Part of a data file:

***

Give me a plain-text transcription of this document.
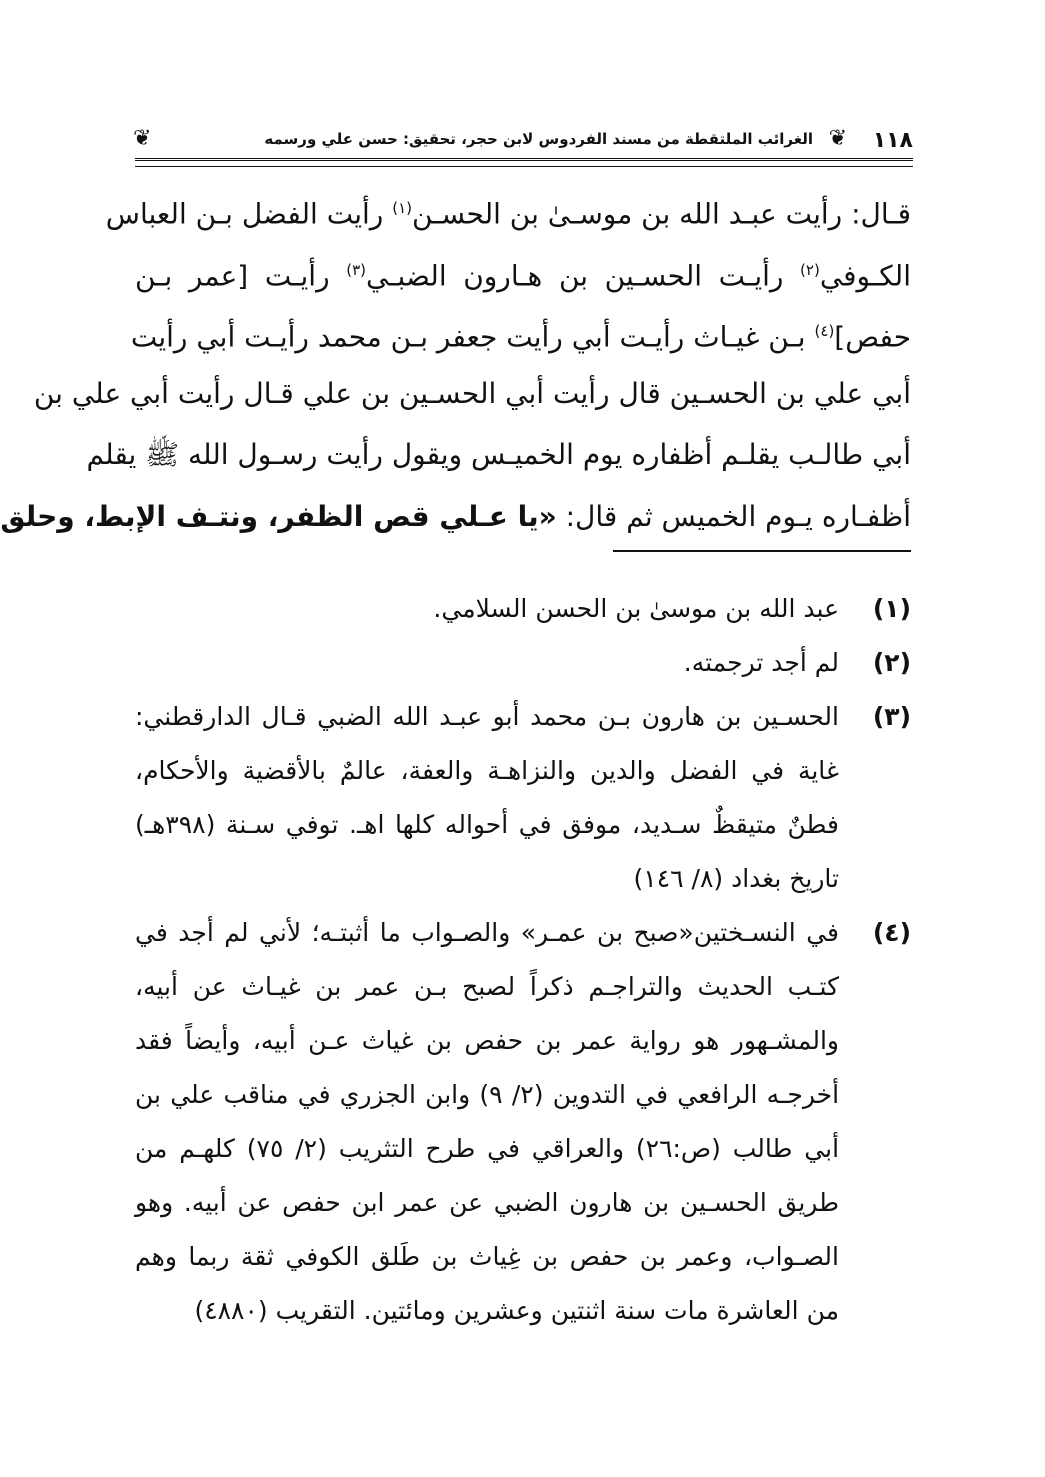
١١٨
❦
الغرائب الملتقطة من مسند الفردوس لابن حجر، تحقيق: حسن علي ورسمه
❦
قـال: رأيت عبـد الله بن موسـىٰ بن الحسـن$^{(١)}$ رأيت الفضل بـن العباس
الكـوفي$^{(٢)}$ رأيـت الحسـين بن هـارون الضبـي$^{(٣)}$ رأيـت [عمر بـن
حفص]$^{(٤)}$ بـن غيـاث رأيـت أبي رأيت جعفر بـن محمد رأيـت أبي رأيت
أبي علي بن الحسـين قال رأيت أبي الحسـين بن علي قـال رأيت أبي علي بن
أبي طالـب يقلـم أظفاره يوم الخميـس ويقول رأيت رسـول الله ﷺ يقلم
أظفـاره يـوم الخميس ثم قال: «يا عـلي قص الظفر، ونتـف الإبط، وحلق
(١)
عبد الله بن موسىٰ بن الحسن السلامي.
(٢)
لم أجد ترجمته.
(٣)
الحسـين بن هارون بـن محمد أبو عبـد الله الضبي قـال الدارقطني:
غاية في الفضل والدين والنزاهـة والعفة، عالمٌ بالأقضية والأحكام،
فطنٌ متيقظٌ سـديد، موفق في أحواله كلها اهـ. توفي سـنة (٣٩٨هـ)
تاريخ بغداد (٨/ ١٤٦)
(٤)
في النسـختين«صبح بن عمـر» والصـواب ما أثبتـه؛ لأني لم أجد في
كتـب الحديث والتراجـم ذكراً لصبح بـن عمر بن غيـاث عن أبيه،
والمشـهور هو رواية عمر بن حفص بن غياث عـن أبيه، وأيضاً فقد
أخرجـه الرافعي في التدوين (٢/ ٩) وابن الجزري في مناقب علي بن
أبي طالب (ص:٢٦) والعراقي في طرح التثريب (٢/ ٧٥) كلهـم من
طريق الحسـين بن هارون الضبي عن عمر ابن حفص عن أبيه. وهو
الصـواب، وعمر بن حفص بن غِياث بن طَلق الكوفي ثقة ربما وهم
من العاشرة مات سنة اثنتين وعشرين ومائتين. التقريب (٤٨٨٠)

***

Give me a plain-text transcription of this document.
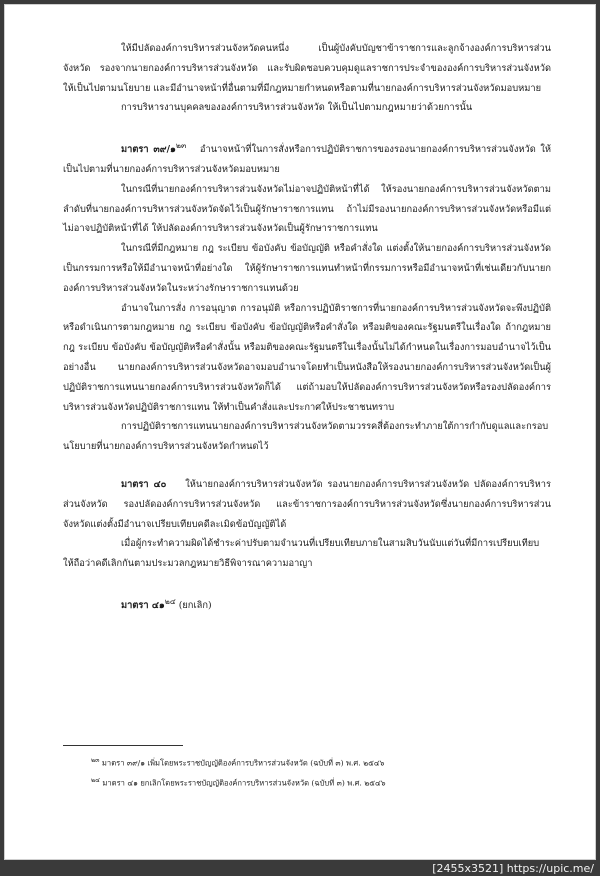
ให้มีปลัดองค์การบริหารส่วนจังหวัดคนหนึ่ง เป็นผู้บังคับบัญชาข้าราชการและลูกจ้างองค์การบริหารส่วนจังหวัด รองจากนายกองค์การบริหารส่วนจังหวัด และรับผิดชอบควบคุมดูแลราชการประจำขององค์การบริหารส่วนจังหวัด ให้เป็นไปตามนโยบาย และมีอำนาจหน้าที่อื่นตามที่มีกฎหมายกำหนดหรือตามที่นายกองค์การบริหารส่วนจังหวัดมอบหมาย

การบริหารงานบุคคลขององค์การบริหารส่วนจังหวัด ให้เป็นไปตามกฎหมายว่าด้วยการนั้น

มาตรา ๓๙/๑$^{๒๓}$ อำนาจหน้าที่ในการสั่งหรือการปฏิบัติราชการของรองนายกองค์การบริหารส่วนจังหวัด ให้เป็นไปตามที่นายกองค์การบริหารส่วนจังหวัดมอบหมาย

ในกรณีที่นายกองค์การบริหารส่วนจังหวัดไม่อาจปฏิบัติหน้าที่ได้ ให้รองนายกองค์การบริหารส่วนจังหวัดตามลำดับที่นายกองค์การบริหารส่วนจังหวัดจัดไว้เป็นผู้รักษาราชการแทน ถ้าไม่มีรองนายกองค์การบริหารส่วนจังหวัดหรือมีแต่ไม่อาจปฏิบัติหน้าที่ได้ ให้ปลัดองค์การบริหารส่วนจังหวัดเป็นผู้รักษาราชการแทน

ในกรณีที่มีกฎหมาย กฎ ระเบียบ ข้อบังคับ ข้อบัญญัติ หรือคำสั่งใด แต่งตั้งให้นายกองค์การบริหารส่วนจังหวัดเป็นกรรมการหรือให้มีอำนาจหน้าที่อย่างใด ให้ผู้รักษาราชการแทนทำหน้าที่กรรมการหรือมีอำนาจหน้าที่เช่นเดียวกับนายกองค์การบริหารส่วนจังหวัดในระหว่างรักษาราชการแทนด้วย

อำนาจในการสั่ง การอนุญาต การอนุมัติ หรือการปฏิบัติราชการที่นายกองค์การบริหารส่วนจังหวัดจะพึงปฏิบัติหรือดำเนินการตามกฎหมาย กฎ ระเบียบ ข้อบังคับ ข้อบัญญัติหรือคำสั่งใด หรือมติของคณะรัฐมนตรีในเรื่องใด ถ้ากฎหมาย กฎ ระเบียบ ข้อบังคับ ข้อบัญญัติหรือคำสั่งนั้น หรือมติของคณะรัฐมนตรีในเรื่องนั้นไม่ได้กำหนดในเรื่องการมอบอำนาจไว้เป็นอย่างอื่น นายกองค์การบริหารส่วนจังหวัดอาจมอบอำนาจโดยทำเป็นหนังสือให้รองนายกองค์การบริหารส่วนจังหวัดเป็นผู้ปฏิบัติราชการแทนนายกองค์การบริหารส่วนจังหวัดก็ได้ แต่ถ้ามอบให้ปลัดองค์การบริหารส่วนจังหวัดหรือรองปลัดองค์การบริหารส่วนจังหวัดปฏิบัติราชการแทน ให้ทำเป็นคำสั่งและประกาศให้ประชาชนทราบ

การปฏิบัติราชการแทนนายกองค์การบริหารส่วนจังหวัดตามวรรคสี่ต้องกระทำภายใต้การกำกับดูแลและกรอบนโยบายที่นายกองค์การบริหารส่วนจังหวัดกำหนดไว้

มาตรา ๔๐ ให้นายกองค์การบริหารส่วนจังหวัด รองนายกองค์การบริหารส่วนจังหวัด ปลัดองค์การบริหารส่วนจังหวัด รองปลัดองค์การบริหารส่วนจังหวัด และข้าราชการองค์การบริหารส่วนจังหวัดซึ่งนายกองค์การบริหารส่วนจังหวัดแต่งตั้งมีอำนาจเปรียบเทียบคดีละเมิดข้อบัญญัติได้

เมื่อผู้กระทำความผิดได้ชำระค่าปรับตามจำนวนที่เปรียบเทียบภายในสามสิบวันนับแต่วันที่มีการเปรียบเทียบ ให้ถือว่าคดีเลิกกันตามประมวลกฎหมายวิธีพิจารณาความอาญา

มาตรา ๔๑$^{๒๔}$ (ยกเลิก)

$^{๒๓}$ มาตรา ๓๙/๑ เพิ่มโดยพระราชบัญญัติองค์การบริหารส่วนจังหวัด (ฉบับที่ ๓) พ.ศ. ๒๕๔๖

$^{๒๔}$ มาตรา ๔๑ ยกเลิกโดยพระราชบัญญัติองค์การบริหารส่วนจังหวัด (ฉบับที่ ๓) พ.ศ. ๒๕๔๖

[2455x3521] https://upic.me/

***

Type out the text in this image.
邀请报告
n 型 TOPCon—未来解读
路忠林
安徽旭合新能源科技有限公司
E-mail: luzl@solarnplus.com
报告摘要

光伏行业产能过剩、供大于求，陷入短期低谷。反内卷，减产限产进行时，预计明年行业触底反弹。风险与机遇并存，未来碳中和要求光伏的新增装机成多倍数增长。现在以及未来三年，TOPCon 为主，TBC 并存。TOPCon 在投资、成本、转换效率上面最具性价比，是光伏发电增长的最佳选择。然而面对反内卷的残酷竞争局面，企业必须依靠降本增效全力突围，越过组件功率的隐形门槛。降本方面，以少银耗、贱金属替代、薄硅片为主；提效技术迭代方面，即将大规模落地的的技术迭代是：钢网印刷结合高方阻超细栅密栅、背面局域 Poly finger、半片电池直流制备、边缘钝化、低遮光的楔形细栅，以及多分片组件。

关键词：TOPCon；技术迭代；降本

***

Go through the listing above and return every line where the word "ยบเท" occurs.

มาตรา ๔๐ ให้นายกองค์การบริหารส่วนจังหวัด รองนายกองค์การบริหารส่วนจังหวัด ปลัดองค์การบริหารส่วนจังหวัด รองปลัดองค์การบริหารส่วนจังหวัด และข้าราชการองค์การบริหารส่วนจังหวัดซึ่งนายกองค์การบริหารส่วนจังหวัดแต่งตั้งมีอำนาจเปรียบเทียบคดีละเมิดข้อบัญญัติได้
เมื่อผู้กระทำความผิดได้ชำระค่าปรับตามจำนวนที่เปรียบเทียบภายในสามสิบวันนับแต่วันที่มีการเปรียบเทียบ ให้ถือว่าคดีเลิกกันตามประมวลกฎหมายวิธีพิจารณาความอาญา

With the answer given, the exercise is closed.